Leave out the pictures and copy each record below exactly.

* begin Information supplied *

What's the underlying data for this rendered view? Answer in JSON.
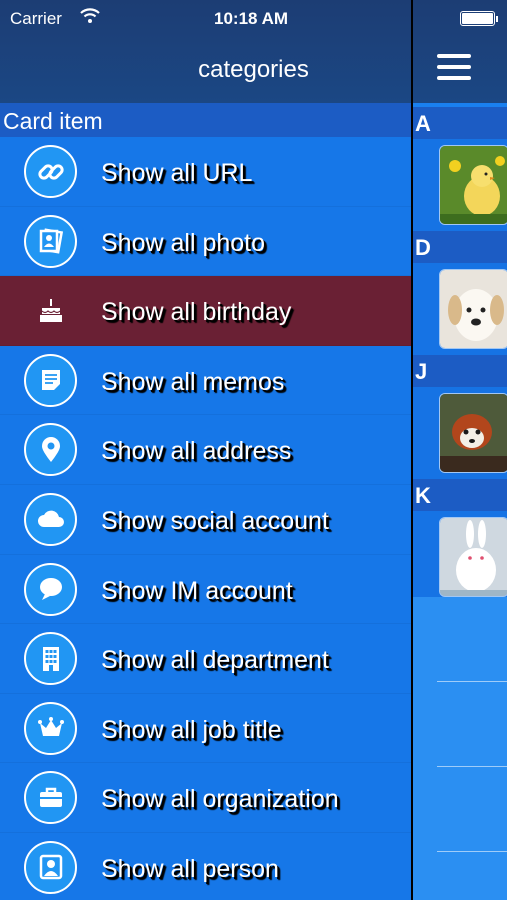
{
  "status_bar": {
    "carrier": "Carrier",
    "time": "10:18 AM"
  },
  "drawer": {
    "title": "categories",
    "section_header": "Card item",
    "items": [
      {
        "label": "Show all URL",
        "icon": "link-icon"
      },
      {
        "label": "Show all photo",
        "icon": "photos-icon"
      },
      {
        "label": "Show all birthday",
        "icon": "birthday-cake-icon",
        "selected": true
      },
      {
        "label": "Show all memos",
        "icon": "memo-icon"
      },
      {
        "label": "Show all address",
        "icon": "location-pin-icon"
      },
      {
        "label": "Show social account",
        "icon": "cloud-icon"
      },
      {
        "label": "Show IM account",
        "icon": "chat-bubble-icon"
      },
      {
        "label": "Show all department",
        "icon": "building-icon"
      },
      {
        "label": "Show all job title",
        "icon": "crown-icon"
      },
      {
        "label": "Show all organization",
        "icon": "briefcase-icon"
      },
      {
        "label": "Show all person",
        "icon": "person-icon"
      }
    ]
  },
  "contacts_peek": {
    "sections": [
      {
        "letter": "A",
        "thumb": "chick-photo"
      },
      {
        "letter": "D",
        "thumb": "puppy-photo"
      },
      {
        "letter": "J",
        "thumb": "red-panda-photo"
      },
      {
        "letter": "K",
        "thumb": "rabbit-photo"
      }
    ]
  },
  "colors": {
    "drawer_bg": "#1677e8",
    "header_bg": "#1b4784",
    "section_bg": "#1c5cc4",
    "selected_bg": "#6a2034"
  }
}
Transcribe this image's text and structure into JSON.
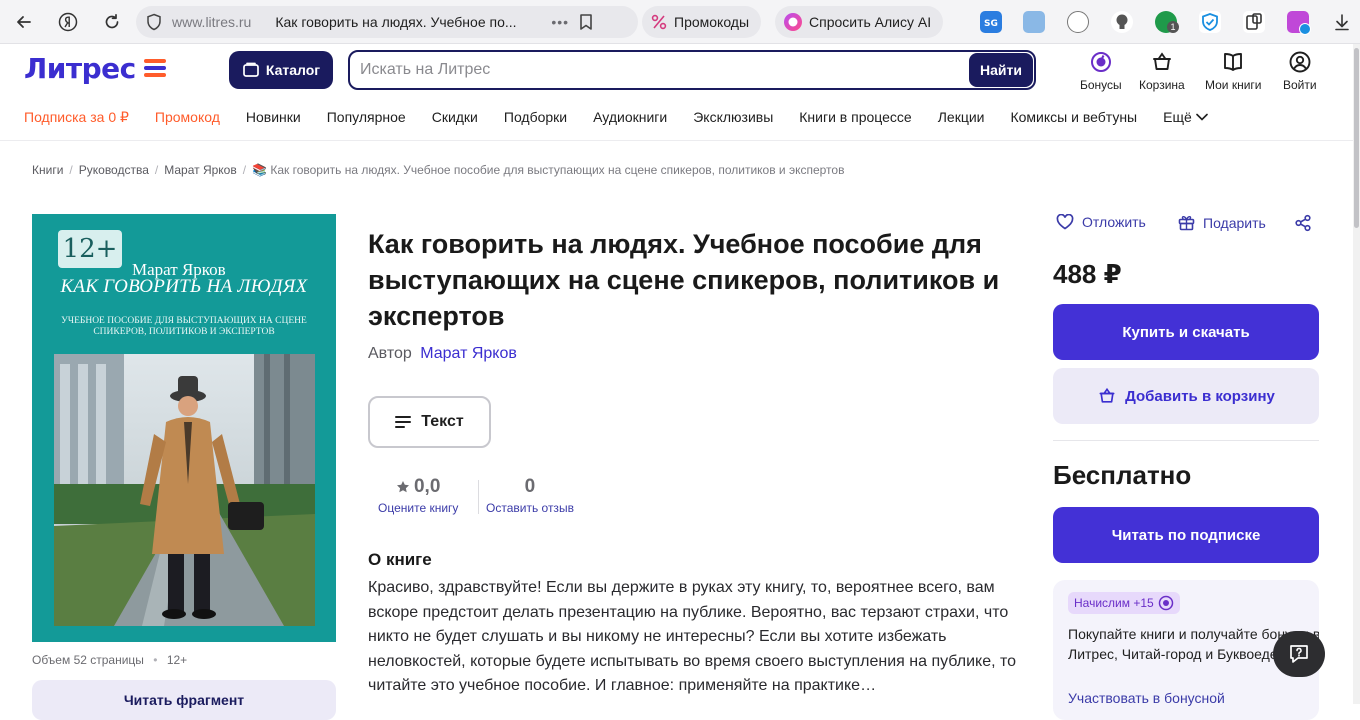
{
  "browser": {
    "url": "www.litres.ru",
    "tab_title": "Как говорить на людях. Учебное по...",
    "promo_pill": "Промокоды",
    "alice_pill": "Спросить Алису AI",
    "ext_badge_count": "1"
  },
  "header": {
    "logo_text": "Литрес",
    "catalog_label": "Каталог",
    "search": {
      "placeholder": "Искать на Литрес",
      "value": ""
    },
    "search_button": "Найти",
    "icons": [
      {
        "name": "bonus-icon",
        "label": "Бонусы"
      },
      {
        "name": "cart-icon",
        "label": "Корзина"
      },
      {
        "name": "my-books-icon",
        "label": "Мои книги"
      },
      {
        "name": "user-icon",
        "label": "Войти"
      }
    ]
  },
  "nav": {
    "items": [
      "Подписка за 0 ₽",
      "Промокод",
      "Новинки",
      "Популярное",
      "Скидки",
      "Подборки",
      "Аудиокниги",
      "Эксклюзивы",
      "Книги в процессе",
      "Лекции",
      "Комиксы и вебтуны",
      "Ещё"
    ]
  },
  "breadcrumbs": [
    "Книги",
    "Руководства",
    "Марат Ярков",
    "📚 Как говорить на людях. Учебное пособие для выступающих на сцене спикеров, политиков и экспертов"
  ],
  "cover": {
    "age": "12+",
    "author": "Марат Ярков",
    "title": "КАК ГОВОРИТЬ НА ЛЮДЯХ",
    "subtitle": "УЧЕБНОЕ ПОСОБИЕ ДЛЯ ВЫСТУПАЮЩИХ НА СЦЕНЕ СПИКЕРОВ, ПОЛИТИКОВ И ЭКСПЕРТОВ"
  },
  "book": {
    "volume": "Объем 52 страницы",
    "age": "12+",
    "fragment_button": "Читать фрагмент",
    "title": "Как говорить на людях. Учебное пособие для выступающих на сцене спикеров, политиков и экспертов",
    "author_label": "Автор",
    "author": "Марат Ярков",
    "format_label": "Текст",
    "rating_value": "0,0",
    "rating_action": "Оцените книгу",
    "reviews_count": "0",
    "reviews_action": "Оставить отзыв",
    "about_heading": "О книге",
    "about_text": "Красиво, здравствуйте! Если вы держите в руках эту книгу, то, вероятнее всего, вам вскоре предстоит делать презентацию на публике. Вероятно, вас терзают страхи, что никто не будет слушать и вы никому не интересны? Если вы хотите избежать неловкостей, которые будете испытывать во время своего выступления на публике, то читайте это учебное пособие. И главное: применяйте на практике…"
  },
  "sidebar": {
    "defer_label": "Отложить",
    "gift_label": "Подарить",
    "price": "488 ₽",
    "buy_label": "Купить и скачать",
    "cart_label": "Добавить в корзину",
    "free_heading": "Бесплатно",
    "subscription_label": "Читать по подписке",
    "bonus_badge": "Начислим +15",
    "bonus_text": "Покупайте книги и получайте бонусы в Литрес, Читай-город и Буквоеде.",
    "bonus_link": "Участвовать в бонусной"
  },
  "colors": {
    "brand": "#3b2ed0",
    "navy": "#1a1b5e",
    "primary_button": "#4331d6",
    "accent_orange": "#ff5c2b",
    "cover_teal": "#139a98"
  }
}
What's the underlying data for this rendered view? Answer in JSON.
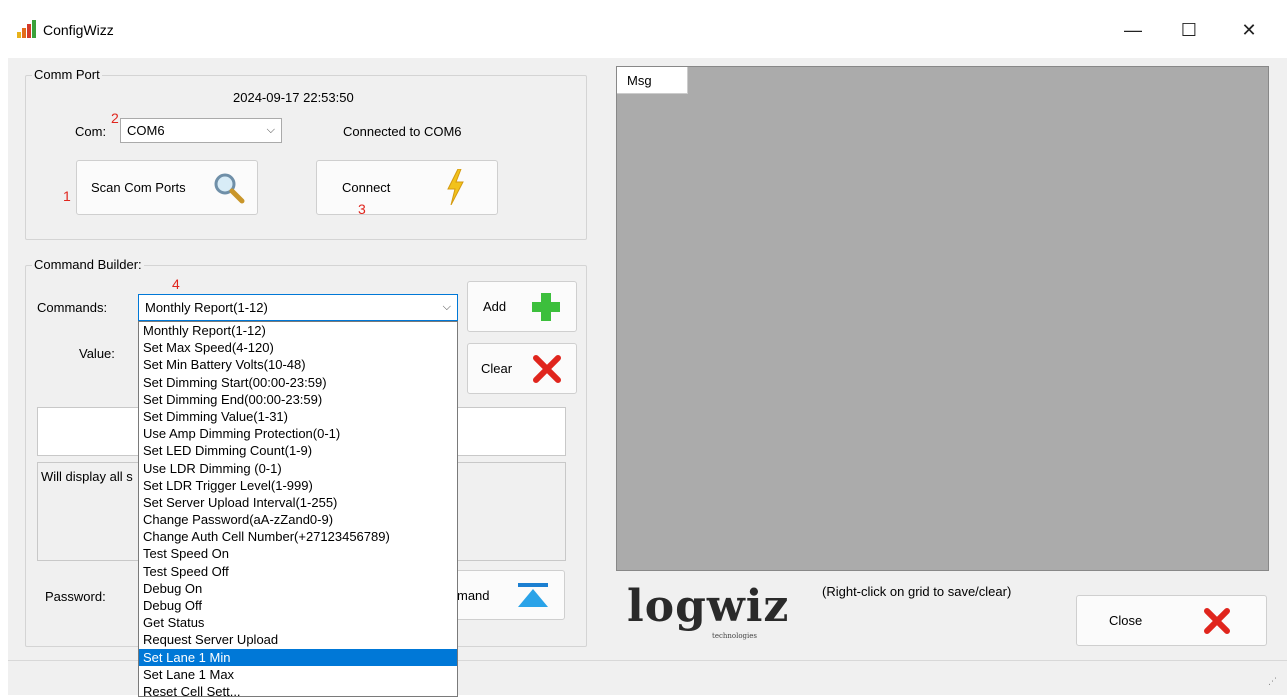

* end Information supplied *

**Answer for the task**
What's the underlying data for this rendered view? Answer in JSON.
{
  "status_bar": {
    "carrier": "Carrier",
    "time": "10:18 AM"
  },
  "drawer": {
    "title": "categories",
    "section_header": "Card item",
    "items": [
      {
        "label": "Show all URL",
        "icon": "link-icon"
      },
      {
        "label": "Show all photo",
        "icon": "photos-icon"
      },
      {
        "label": "Show all birthday",
        "icon": "birthday-cake-icon",
        "selected": true
      },
      {
        "label": "Show all memos",
        "icon": "memo-icon"
      },
      {
        "label": "Show all address",
        "icon": "location-pin-icon"
      },
      {
        "label": "Show social account",
        "icon": "cloud-icon"
      },
      {
        "label": "Show IM account",
        "icon": "chat-bubble-icon"
      },
      {
        "label": "Show all department",
        "icon": "building-icon"
      },
      {
        "label": "Show all job title",
        "icon": "crown-icon"
      },
      {
        "label": "Show all organization",
        "icon": "briefcase-icon"
      },
      {
        "label": "Show all person",
        "icon": "person-icon"
      }
    ]
  },
  "contacts_peek": {
    "sections": [
      {
        "letter": "A",
        "thumb": "chick-photo"
      },
      {
        "letter": "D",
        "thumb": "puppy-photo"
      },
      {
        "letter": "J",
        "thumb": "red-panda-photo"
      },
      {
        "letter": "K",
        "thumb": "rabbit-photo"
      }
    ]
  },
  "colors": {
    "drawer_bg": "#1677e8",
    "header_bg": "#1b4784",
    "section_bg": "#1c5cc4",
    "selected_bg": "#6a2034"
  }
}
Transcribe this image's text and structure into JSON.
{
  "browser": {
    "url": "www.litres.ru",
    "tab_title": "Как говорить на людях. Учебное по...",
    "promo_pill": "Промокоды",
    "alice_pill": "Спросить Алису AI",
    "ext_badge_count": "1"
  },
  "header": {
    "logo_text": "Литрес",
    "catalog_label": "Каталог",
    "search": {
      "placeholder": "Искать на Литрес",
      "value": ""
    },
    "search_button": "Найти",
    "icons": [
      {
        "name": "bonus-icon",
        "label": "Бонусы"
      },
      {
        "name": "cart-icon",
        "label": "Корзина"
      },
      {
        "name": "my-books-icon",
        "label": "Мои книги"
      },
      {
        "name": "user-icon",
        "label": "Войти"
      }
    ]
  },
  "nav": {
    "items": [
      "Подписка за 0 ₽",
      "Промокод",
      "Новинки",
      "Популярное",
      "Скидки",
      "Подборки",
      "Аудиокниги",
      "Эксклюзивы",
      "Книги в процессе",
      "Лекции",
      "Комиксы и вебтуны",
      "Ещё"
    ]
  },
  "breadcrumbs": [
    "Книги",
    "Руководства",
    "Марат Ярков",
    "📚 Как говорить на людях. Учебное пособие для выступающих на сцене спикеров, политиков и экспертов"
  ],
  "cover": {
    "age": "12+",
    "author": "Марат Ярков",
    "title": "КАК ГОВОРИТЬ НА ЛЮДЯХ",
    "subtitle": "УЧЕБНОЕ ПОСОБИЕ ДЛЯ ВЫСТУПАЮЩИХ НА СЦЕНЕ СПИКЕРОВ, ПОЛИТИКОВ И ЭКСПЕРТОВ"
  },
  "book": {
    "volume": "Объем 52 страницы",
    "age": "12+",
    "fragment_button": "Читать фрагмент",
    "title": "Как говорить на людях. Учебное пособие для выступающих на сцене спикеров, политиков и экспертов",
    "author_label": "Автор",
    "author": "Марат Ярков",
    "format_label": "Текст",
    "rating_value": "0,0",
    "rating_action": "Оцените книгу",
    "reviews_count": "0",
    "reviews_action": "Оставить отзыв",
    "about_heading": "О книге",
    "about_text": "Красиво, здравствуйте! Если вы держите в руках эту книгу, то, вероятнее всего, вам вскоре предстоит делать презентацию на публике. Вероятно, вас терзают страхи, что никто не будет слушать и вы никому не интересны? Если вы хотите избежать неловкостей, которые будете испытывать во время своего выступления на публике, то читайте это учебное пособие. И главное: применяйте на практике…"
  },
  "sidebar": {
    "defer_label": "Отложить",
    "gift_label": "Подарить",
    "price": "488 ₽",
    "buy_label": "Купить и скачать",
    "cart_label": "Добавить в корзину",
    "free_heading": "Бесплатно",
    "subscription_label": "Читать по подписке",
    "bonus_badge": "Начислим +15",
    "bonus_text": "Покупайте книги и получайте бонусы в Литрес, Читай-город и Буквоеде.",
    "bonus_link": "Участвовать в бонусной"
  },
  "colors": {
    "brand": "#3b2ed0",
    "navy": "#1a1b5e",
    "primary_button": "#4331d6",
    "accent_orange": "#ff5c2b",
    "cover_teal": "#139a98"
  }
}
What's the underlying data for this rendered view? Answer in JSON.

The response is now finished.